WRITTEN EXERCISE:
Copy each line of the records that contains the word "JSON".

EXCERPTED RECORDS:
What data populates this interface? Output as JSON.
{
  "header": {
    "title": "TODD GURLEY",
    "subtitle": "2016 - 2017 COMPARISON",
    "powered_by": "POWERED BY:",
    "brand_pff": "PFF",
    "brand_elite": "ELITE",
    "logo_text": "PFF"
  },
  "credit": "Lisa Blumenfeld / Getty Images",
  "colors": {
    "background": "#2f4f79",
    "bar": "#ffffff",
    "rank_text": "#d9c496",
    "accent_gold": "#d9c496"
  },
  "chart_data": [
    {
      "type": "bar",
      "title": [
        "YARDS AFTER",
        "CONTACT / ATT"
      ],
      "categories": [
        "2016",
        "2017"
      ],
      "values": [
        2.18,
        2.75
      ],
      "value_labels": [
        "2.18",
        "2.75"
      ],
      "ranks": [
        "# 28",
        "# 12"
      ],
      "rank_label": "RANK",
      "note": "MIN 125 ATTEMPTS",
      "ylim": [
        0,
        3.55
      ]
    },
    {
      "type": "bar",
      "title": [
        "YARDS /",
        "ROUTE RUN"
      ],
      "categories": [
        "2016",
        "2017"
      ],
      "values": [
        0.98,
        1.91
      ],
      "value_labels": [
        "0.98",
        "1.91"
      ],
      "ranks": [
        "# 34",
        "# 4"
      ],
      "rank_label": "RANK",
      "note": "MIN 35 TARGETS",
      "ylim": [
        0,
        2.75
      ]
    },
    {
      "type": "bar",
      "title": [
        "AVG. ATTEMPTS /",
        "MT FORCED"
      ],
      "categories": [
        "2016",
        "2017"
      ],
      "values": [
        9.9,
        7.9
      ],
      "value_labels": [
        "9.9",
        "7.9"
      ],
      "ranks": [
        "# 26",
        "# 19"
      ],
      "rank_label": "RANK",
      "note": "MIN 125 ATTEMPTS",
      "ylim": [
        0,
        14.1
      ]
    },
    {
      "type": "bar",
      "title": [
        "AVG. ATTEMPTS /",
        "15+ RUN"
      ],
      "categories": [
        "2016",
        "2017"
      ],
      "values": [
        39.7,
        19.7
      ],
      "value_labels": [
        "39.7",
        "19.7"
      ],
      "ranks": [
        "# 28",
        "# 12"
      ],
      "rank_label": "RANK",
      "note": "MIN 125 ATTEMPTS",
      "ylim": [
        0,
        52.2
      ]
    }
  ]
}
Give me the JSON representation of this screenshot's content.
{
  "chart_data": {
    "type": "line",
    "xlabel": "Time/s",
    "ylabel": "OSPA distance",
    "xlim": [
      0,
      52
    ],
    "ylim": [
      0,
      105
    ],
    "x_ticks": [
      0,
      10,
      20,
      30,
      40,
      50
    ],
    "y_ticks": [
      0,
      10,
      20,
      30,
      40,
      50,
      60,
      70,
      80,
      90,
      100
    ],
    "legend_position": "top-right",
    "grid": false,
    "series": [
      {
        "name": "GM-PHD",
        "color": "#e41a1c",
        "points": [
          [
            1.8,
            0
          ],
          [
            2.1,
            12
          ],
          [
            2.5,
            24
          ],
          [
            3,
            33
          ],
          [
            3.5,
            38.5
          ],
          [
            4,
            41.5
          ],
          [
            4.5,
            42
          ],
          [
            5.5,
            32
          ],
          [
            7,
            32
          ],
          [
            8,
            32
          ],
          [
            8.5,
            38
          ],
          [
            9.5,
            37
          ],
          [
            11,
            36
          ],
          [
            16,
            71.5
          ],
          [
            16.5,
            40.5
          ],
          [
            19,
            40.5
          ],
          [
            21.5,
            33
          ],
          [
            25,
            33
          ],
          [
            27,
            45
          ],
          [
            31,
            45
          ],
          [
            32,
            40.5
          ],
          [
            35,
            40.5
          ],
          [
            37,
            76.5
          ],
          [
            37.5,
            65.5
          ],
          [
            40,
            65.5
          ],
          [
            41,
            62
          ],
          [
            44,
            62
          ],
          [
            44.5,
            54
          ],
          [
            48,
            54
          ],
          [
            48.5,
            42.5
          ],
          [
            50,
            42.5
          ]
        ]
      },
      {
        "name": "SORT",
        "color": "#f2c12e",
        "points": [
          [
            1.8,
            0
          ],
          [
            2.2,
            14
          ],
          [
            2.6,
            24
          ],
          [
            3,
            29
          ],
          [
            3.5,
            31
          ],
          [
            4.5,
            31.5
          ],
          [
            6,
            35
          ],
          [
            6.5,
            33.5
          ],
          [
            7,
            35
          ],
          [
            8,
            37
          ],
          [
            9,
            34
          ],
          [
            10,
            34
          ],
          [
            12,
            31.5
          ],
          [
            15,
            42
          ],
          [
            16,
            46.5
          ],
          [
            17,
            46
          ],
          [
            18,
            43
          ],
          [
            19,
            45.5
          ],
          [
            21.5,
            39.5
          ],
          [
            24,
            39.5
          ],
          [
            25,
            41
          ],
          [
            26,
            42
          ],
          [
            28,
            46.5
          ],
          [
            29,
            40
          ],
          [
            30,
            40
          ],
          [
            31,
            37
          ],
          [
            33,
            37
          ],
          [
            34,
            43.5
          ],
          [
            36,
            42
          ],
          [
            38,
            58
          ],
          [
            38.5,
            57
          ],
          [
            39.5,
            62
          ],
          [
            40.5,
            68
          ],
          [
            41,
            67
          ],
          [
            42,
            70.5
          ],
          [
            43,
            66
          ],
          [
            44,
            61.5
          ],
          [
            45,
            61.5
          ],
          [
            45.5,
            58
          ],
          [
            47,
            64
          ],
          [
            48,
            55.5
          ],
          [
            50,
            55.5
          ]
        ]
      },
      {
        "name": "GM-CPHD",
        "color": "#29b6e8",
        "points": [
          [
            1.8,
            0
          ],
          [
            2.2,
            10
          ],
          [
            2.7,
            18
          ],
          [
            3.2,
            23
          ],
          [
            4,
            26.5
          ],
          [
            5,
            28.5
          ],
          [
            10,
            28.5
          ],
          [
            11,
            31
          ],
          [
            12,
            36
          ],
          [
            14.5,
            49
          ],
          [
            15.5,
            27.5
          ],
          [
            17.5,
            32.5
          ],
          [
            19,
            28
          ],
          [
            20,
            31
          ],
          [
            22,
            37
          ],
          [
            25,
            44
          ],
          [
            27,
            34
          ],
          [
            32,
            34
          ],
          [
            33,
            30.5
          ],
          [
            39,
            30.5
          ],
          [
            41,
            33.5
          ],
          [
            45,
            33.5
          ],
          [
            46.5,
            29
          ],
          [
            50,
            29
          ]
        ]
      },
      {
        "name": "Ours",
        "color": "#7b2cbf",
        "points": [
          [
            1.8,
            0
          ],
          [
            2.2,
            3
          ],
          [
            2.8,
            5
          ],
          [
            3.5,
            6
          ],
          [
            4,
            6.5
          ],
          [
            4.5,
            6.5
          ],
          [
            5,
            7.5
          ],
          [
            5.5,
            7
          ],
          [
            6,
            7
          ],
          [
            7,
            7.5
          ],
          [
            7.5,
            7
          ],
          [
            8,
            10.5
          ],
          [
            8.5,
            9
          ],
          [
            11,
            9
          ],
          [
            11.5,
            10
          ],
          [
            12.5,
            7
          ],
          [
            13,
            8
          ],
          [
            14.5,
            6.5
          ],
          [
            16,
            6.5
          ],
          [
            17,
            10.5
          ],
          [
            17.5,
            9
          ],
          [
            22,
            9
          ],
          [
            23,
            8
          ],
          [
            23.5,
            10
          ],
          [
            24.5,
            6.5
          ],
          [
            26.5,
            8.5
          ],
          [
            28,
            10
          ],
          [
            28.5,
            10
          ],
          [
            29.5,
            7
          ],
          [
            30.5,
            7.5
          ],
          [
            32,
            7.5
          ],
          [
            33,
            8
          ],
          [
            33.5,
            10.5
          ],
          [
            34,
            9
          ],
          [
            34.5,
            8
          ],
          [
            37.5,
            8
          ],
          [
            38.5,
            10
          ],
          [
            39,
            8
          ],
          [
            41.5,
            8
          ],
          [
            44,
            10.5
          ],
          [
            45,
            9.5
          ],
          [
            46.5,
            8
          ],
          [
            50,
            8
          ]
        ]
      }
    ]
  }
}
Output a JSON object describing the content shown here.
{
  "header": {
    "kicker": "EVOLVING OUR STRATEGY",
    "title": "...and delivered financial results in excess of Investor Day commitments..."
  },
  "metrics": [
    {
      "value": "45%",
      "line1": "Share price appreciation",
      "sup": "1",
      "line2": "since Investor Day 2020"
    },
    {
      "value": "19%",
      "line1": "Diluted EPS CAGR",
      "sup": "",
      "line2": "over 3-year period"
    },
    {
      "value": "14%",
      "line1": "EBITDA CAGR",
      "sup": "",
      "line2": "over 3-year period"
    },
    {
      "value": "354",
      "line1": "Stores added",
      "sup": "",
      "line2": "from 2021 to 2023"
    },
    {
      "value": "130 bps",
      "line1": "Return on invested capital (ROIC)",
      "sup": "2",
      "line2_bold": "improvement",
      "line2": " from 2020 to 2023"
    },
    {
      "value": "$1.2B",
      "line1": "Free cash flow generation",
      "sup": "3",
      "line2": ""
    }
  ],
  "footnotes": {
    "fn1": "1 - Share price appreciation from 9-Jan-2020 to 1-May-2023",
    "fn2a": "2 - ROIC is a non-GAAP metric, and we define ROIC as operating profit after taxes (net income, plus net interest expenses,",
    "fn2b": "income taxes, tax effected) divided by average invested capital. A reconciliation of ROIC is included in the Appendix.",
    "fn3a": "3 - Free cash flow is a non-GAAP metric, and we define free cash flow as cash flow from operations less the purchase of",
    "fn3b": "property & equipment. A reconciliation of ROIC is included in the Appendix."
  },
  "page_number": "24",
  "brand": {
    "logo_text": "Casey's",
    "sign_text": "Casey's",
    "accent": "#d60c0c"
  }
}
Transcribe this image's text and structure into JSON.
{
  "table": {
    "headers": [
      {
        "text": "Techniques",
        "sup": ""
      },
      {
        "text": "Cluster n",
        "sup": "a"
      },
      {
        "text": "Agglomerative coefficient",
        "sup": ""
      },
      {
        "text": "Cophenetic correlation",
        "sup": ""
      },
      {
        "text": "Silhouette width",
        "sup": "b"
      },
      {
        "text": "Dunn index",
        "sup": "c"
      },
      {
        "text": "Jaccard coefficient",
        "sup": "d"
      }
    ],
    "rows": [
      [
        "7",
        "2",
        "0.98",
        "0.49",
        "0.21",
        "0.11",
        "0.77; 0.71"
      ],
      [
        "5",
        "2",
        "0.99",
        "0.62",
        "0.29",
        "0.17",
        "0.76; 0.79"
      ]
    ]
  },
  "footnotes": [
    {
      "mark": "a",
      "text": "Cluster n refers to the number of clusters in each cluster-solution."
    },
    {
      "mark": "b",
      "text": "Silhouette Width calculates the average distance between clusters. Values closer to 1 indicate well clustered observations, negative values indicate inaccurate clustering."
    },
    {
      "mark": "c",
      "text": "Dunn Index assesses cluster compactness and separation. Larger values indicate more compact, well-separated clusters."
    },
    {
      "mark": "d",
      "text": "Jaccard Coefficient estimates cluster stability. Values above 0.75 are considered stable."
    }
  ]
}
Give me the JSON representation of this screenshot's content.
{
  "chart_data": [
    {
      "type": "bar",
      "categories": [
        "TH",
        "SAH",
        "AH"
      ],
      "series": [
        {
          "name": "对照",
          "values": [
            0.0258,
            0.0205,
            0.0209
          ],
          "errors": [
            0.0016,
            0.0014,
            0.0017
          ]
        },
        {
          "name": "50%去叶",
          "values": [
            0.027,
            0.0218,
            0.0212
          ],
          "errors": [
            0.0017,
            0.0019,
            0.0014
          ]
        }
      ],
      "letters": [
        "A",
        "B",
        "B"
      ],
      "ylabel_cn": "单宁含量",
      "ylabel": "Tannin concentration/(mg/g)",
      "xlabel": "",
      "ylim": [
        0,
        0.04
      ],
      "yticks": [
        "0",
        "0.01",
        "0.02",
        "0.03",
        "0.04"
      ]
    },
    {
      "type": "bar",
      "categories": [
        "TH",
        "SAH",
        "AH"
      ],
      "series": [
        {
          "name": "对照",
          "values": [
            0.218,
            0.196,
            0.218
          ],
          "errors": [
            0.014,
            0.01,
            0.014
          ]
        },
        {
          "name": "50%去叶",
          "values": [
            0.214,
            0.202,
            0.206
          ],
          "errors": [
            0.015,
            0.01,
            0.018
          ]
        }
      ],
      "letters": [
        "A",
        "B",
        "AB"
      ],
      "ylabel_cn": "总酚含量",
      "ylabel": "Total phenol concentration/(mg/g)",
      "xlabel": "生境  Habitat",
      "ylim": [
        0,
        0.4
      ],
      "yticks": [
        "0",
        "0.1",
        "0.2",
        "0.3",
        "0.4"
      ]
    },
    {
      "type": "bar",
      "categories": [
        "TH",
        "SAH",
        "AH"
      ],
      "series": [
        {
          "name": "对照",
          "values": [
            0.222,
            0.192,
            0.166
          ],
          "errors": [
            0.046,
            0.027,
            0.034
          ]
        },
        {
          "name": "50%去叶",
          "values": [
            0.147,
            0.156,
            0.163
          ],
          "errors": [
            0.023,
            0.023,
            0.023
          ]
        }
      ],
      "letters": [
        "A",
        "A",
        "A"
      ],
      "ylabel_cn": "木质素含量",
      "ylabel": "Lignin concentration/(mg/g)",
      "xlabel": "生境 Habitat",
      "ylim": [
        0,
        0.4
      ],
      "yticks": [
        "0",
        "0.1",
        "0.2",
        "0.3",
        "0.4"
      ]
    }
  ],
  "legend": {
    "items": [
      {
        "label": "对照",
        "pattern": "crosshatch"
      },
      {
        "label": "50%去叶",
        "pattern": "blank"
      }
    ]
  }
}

SOLUTION:
What data populates this interface? Output as JSON.
Give me the JSON representation of this screenshot's content.
Output a JSON object describing the content shown here.
Transcribe this image's text and structure into JSON.
Give me the JSON representation of this screenshot's content.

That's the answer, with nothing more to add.